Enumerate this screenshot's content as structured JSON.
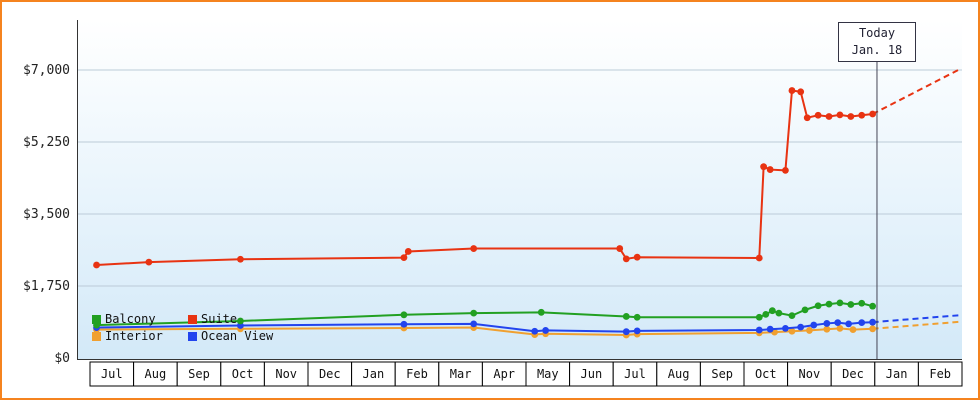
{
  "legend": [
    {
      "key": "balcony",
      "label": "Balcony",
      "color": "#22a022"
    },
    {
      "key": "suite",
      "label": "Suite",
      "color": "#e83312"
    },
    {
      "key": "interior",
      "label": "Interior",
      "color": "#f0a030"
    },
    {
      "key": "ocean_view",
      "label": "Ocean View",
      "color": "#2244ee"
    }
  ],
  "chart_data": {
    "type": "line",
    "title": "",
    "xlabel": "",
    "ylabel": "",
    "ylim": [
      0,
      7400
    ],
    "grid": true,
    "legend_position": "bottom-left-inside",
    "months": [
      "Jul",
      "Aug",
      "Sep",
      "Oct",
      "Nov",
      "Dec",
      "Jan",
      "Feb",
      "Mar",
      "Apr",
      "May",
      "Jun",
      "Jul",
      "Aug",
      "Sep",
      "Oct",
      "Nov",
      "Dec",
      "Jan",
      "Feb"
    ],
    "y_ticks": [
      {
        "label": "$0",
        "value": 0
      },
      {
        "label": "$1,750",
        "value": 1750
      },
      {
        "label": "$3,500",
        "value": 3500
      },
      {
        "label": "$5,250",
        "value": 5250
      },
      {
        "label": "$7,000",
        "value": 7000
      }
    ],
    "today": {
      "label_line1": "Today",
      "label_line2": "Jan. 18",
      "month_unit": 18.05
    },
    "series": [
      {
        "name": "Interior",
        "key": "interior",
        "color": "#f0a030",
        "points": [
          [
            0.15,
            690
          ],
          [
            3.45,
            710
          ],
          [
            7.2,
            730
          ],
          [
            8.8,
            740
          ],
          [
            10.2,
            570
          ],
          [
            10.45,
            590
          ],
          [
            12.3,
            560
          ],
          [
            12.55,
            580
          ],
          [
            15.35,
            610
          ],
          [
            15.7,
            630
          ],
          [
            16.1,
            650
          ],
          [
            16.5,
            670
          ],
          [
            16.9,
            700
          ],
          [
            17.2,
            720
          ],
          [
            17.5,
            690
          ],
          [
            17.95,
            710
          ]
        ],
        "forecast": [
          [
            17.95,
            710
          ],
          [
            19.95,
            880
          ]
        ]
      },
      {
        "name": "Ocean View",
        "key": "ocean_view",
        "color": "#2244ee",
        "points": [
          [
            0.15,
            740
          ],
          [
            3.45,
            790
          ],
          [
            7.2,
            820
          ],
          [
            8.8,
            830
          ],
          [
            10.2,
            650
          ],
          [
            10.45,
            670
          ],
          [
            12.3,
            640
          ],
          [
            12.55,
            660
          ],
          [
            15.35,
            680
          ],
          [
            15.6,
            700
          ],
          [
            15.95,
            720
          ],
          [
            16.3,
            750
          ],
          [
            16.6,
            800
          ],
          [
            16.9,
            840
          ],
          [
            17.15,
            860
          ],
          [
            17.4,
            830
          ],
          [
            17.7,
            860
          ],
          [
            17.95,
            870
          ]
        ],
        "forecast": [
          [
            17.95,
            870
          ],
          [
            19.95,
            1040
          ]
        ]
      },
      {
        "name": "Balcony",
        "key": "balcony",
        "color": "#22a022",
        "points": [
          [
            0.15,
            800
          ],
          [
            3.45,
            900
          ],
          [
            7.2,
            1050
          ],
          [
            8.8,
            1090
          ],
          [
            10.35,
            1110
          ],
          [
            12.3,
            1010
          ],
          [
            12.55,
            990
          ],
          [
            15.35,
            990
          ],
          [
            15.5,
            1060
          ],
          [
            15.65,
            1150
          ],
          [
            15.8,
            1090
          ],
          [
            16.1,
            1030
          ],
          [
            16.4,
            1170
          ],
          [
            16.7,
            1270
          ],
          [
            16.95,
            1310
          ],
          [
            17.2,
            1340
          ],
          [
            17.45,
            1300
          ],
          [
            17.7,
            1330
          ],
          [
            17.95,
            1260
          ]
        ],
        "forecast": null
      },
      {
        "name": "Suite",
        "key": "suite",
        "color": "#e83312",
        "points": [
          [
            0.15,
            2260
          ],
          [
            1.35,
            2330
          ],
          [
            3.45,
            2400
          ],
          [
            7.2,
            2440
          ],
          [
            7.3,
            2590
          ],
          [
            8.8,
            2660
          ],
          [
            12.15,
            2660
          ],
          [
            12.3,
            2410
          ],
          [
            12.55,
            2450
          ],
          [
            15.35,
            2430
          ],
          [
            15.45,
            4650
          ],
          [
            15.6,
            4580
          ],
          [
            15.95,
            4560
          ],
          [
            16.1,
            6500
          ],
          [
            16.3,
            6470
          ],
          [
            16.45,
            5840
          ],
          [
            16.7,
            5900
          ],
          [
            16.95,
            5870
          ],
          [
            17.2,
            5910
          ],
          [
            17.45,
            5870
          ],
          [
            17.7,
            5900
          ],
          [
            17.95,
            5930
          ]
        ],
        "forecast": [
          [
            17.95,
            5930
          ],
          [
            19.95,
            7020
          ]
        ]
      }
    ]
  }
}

────

» TASK BRIEF
Produce an exact copy of each line of data, skipping embedded images.

» EXPECTED ANSWER
Enumerate this screenshot's content as structured JSON.
{
  "legend": [
    {
      "key": "balcony",
      "label": "Balcony",
      "color": "#22a022"
    },
    {
      "key": "suite",
      "label": "Suite",
      "color": "#e83312"
    },
    {
      "key": "interior",
      "label": "Interior",
      "color": "#f0a030"
    },
    {
      "key": "ocean_view",
      "label": "Ocean View",
      "color": "#2244ee"
    }
  ],
  "chart_data": {
    "type": "line",
    "title": "",
    "xlabel": "",
    "ylabel": "",
    "ylim": [
      0,
      7400
    ],
    "grid": true,
    "legend_position": "bottom-left-inside",
    "months": [
      "Jul",
      "Aug",
      "Sep",
      "Oct",
      "Nov",
      "Dec",
      "Jan",
      "Feb",
      "Mar",
      "Apr",
      "May",
      "Jun",
      "Jul",
      "Aug",
      "Sep",
      "Oct",
      "Nov",
      "Dec",
      "Jan",
      "Feb"
    ],
    "y_ticks": [
      {
        "label": "$0",
        "value": 0
      },
      {
        "label": "$1,750",
        "value": 1750
      },
      {
        "label": "$3,500",
        "value": 3500
      },
      {
        "label": "$5,250",
        "value": 5250
      },
      {
        "label": "$7,000",
        "value": 7000
      }
    ],
    "today": {
      "label_line1": "Today",
      "label_line2": "Jan. 18",
      "month_unit": 18.05
    },
    "series": [
      {
        "name": "Interior",
        "key": "interior",
        "color": "#f0a030",
        "points": [
          [
            0.15,
            690
          ],
          [
            3.45,
            710
          ],
          [
            7.2,
            730
          ],
          [
            8.8,
            740
          ],
          [
            10.2,
            570
          ],
          [
            10.45,
            590
          ],
          [
            12.3,
            560
          ],
          [
            12.55,
            580
          ],
          [
            15.35,
            610
          ],
          [
            15.7,
            630
          ],
          [
            16.1,
            650
          ],
          [
            16.5,
            670
          ],
          [
            16.9,
            700
          ],
          [
            17.2,
            720
          ],
          [
            17.5,
            690
          ],
          [
            17.95,
            710
          ]
        ],
        "forecast": [
          [
            17.95,
            710
          ],
          [
            19.95,
            880
          ]
        ]
      },
      {
        "name": "Ocean View",
        "key": "ocean_view",
        "color": "#2244ee",
        "points": [
          [
            0.15,
            740
          ],
          [
            3.45,
            790
          ],
          [
            7.2,
            820
          ],
          [
            8.8,
            830
          ],
          [
            10.2,
            650
          ],
          [
            10.45,
            670
          ],
          [
            12.3,
            640
          ],
          [
            12.55,
            660
          ],
          [
            15.35,
            680
          ],
          [
            15.6,
            700
          ],
          [
            15.95,
            720
          ],
          [
            16.3,
            750
          ],
          [
            16.6,
            800
          ],
          [
            16.9,
            840
          ],
          [
            17.15,
            860
          ],
          [
            17.4,
            830
          ],
          [
            17.7,
            860
          ],
          [
            17.95,
            870
          ]
        ],
        "forecast": [
          [
            17.95,
            870
          ],
          [
            19.95,
            1040
          ]
        ]
      },
      {
        "name": "Balcony",
        "key": "balcony",
        "color": "#22a022",
        "points": [
          [
            0.15,
            800
          ],
          [
            3.45,
            900
          ],
          [
            7.2,
            1050
          ],
          [
            8.8,
            1090
          ],
          [
            10.35,
            1110
          ],
          [
            12.3,
            1010
          ],
          [
            12.55,
            990
          ],
          [
            15.35,
            990
          ],
          [
            15.5,
            1060
          ],
          [
            15.65,
            1150
          ],
          [
            15.8,
            1090
          ],
          [
            16.1,
            1030
          ],
          [
            16.4,
            1170
          ],
          [
            16.7,
            1270
          ],
          [
            16.95,
            1310
          ],
          [
            17.2,
            1340
          ],
          [
            17.45,
            1300
          ],
          [
            17.7,
            1330
          ],
          [
            17.95,
            1260
          ]
        ],
        "forecast": null
      },
      {
        "name": "Suite",
        "key": "suite",
        "color": "#e83312",
        "points": [
          [
            0.15,
            2260
          ],
          [
            1.35,
            2330
          ],
          [
            3.45,
            2400
          ],
          [
            7.2,
            2440
          ],
          [
            7.3,
            2590
          ],
          [
            8.8,
            2660
          ],
          [
            12.15,
            2660
          ],
          [
            12.3,
            2410
          ],
          [
            12.55,
            2450
          ],
          [
            15.35,
            2430
          ],
          [
            15.45,
            4650
          ],
          [
            15.6,
            4580
          ],
          [
            15.95,
            4560
          ],
          [
            16.1,
            6500
          ],
          [
            16.3,
            6470
          ],
          [
            16.45,
            5840
          ],
          [
            16.7,
            5900
          ],
          [
            16.95,
            5870
          ],
          [
            17.2,
            5910
          ],
          [
            17.45,
            5870
          ],
          [
            17.7,
            5900
          ],
          [
            17.95,
            5930
          ]
        ],
        "forecast": [
          [
            17.95,
            5930
          ],
          [
            19.95,
            7020
          ]
        ]
      }
    ]
  }
}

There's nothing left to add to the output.